## [TASK]
Give back every line exactly as it appears, pictures excluded.
━━━ SUPPLIED MATERIAL ━━━
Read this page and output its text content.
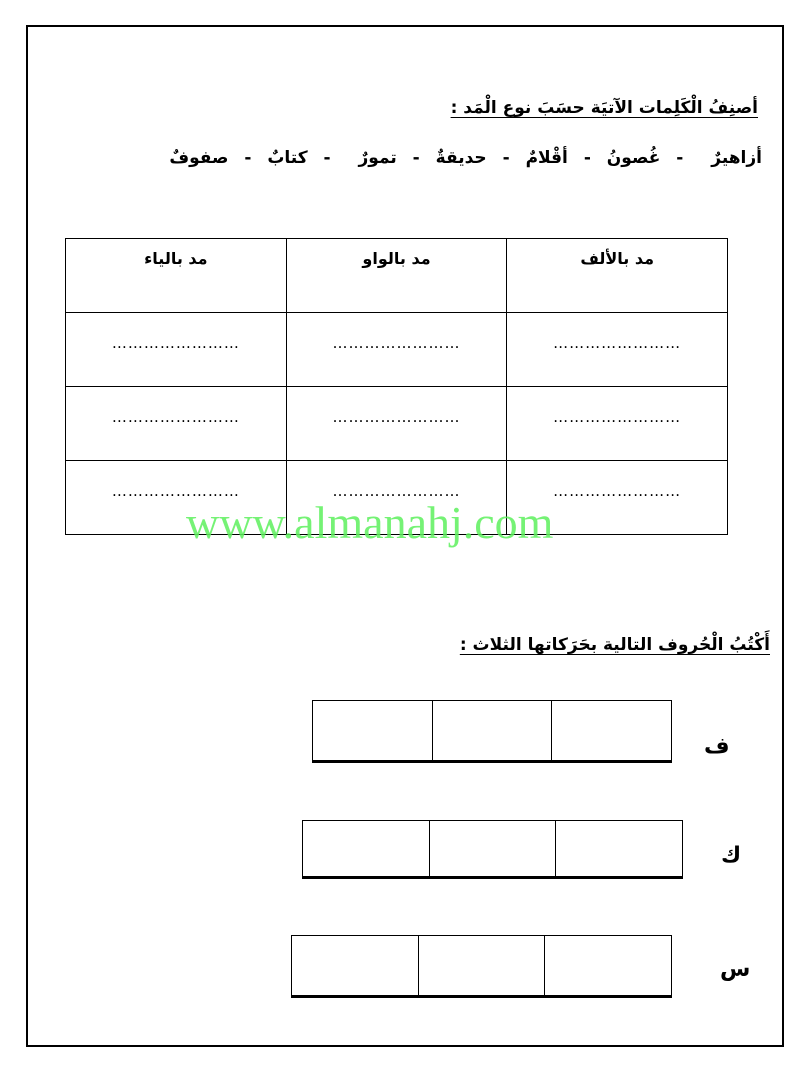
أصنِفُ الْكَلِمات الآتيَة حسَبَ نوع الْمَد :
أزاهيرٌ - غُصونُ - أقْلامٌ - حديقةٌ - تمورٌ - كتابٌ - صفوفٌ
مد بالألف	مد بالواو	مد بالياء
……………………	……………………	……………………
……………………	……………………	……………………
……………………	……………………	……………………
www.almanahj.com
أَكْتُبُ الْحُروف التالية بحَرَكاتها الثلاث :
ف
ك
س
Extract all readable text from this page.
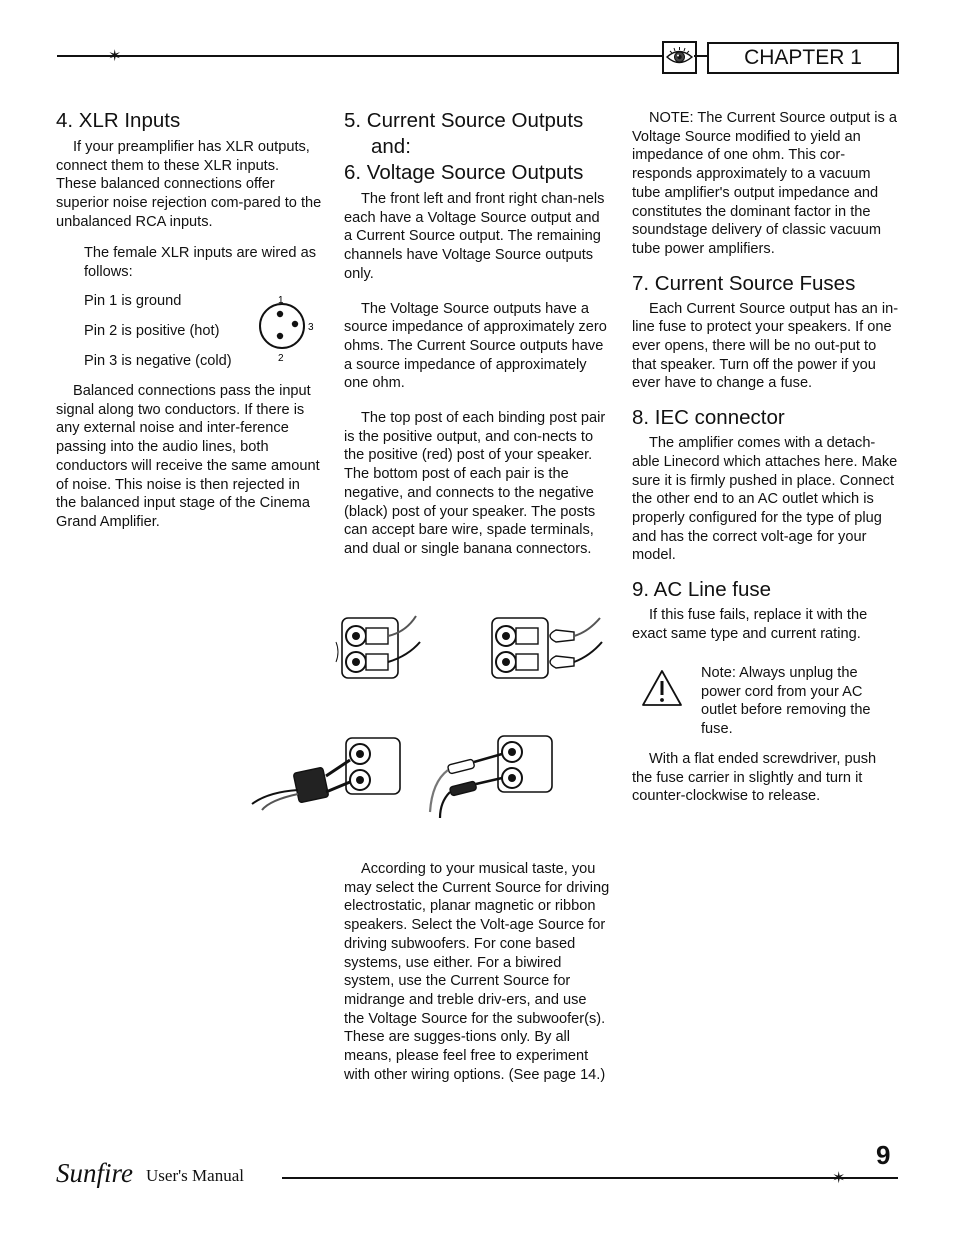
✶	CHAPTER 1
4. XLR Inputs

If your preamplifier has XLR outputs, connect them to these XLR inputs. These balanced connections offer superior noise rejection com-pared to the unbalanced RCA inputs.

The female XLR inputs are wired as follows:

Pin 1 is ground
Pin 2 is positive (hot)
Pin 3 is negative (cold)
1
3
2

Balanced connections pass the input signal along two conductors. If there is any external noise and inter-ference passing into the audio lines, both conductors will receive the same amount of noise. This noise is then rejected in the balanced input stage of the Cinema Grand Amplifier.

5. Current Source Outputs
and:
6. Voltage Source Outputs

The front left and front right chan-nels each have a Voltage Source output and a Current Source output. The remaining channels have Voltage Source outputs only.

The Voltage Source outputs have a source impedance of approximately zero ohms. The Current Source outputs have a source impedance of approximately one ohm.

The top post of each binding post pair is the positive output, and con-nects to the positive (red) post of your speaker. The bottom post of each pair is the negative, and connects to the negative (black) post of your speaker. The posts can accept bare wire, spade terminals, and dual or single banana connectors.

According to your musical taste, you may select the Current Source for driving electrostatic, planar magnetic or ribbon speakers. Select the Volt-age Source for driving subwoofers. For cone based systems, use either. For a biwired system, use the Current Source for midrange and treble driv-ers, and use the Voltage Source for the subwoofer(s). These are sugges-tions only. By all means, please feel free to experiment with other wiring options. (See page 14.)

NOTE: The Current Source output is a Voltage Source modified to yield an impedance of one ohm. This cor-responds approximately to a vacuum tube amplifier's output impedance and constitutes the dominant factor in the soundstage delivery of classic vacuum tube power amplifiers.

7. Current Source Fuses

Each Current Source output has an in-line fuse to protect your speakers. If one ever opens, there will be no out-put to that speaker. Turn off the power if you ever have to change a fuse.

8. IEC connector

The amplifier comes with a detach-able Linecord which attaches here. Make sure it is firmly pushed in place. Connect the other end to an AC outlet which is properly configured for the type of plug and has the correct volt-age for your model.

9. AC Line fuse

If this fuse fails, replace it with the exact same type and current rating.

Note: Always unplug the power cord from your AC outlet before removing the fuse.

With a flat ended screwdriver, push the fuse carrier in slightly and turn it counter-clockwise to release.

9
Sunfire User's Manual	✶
━━━
## [OUTPUT FOR THIS EXERCISE]
Read this page and output its text content.
أصنِفُ الْكَلِمات الآتيَة حسَبَ نوع الْمَد :
أزاهيرٌ - غُصونُ - أقْلامٌ - حديقةٌ - تمورٌ - كتابٌ - صفوفٌ
مد بالألف	مد بالواو	مد بالياء
……………………	……………………	……………………
……………………	……………………	……………………
……………………	……………………	……………………
www.almanahj.com
أَكْتُبُ الْحُروف التالية بحَرَكاتها الثلاث :
ف
ك
س
Extract all readable text from this page.
✶	CHAPTER 1
4. XLR Inputs

If your preamplifier has XLR outputs, connect them to these XLR inputs. These balanced connections offer superior noise rejection com-pared to the unbalanced RCA inputs.

The female XLR inputs are wired as follows:

Pin 1 is ground
Pin 2 is positive (hot)
Pin 3 is negative (cold)
1
3
2

Balanced connections pass the input signal along two conductors. If there is any external noise and inter-ference passing into the audio lines, both conductors will receive the same amount of noise. This noise is then rejected in the balanced input stage of the Cinema Grand Amplifier.

5. Current Source Outputs
and:
6. Voltage Source Outputs

The front left and front right chan-nels each have a Voltage Source output and a Current Source output. The remaining channels have Voltage Source outputs only.

The Voltage Source outputs have a source impedance of approximately zero ohms. The Current Source outputs have a source impedance of approximately one ohm.

The top post of each binding post pair is the positive output, and con-nects to the positive (red) post of your speaker. The bottom post of each pair is the negative, and connects to the negative (black) post of your speaker. The posts can accept bare wire, spade terminals, and dual or single banana connectors.

According to your musical taste, you may select the Current Source for driving electrostatic, planar magnetic or ribbon speakers. Select the Volt-age Source for driving subwoofers. For cone based systems, use either. For a biwired system, use the Current Source for midrange and treble driv-ers, and use the Voltage Source for the subwoofer(s). These are sugges-tions only. By all means, please feel free to experiment with other wiring options. (See page 14.)

NOTE: The Current Source output is a Voltage Source modified to yield an impedance of one ohm. This cor-responds approximately to a vacuum tube amplifier's output impedance and constitutes the dominant factor in the soundstage delivery of classic vacuum tube power amplifiers.

7. Current Source Fuses

Each Current Source output has an in-line fuse to protect your speakers. If one ever opens, there will be no out-put to that speaker. Turn off the power if you ever have to change a fuse.

8. IEC connector

The amplifier comes with a detach-able Linecord which attaches here. Make sure it is firmly pushed in place. Connect the other end to an AC outlet which is properly configured for the type of plug and has the correct volt-age for your model.

9. AC Line fuse

If this fuse fails, replace it with the exact same type and current rating.

Note: Always unplug the power cord from your AC outlet before removing the fuse.

With a flat ended screwdriver, push the fuse carrier in slightly and turn it counter-clockwise to release.

9
Sunfire User's Manual	✶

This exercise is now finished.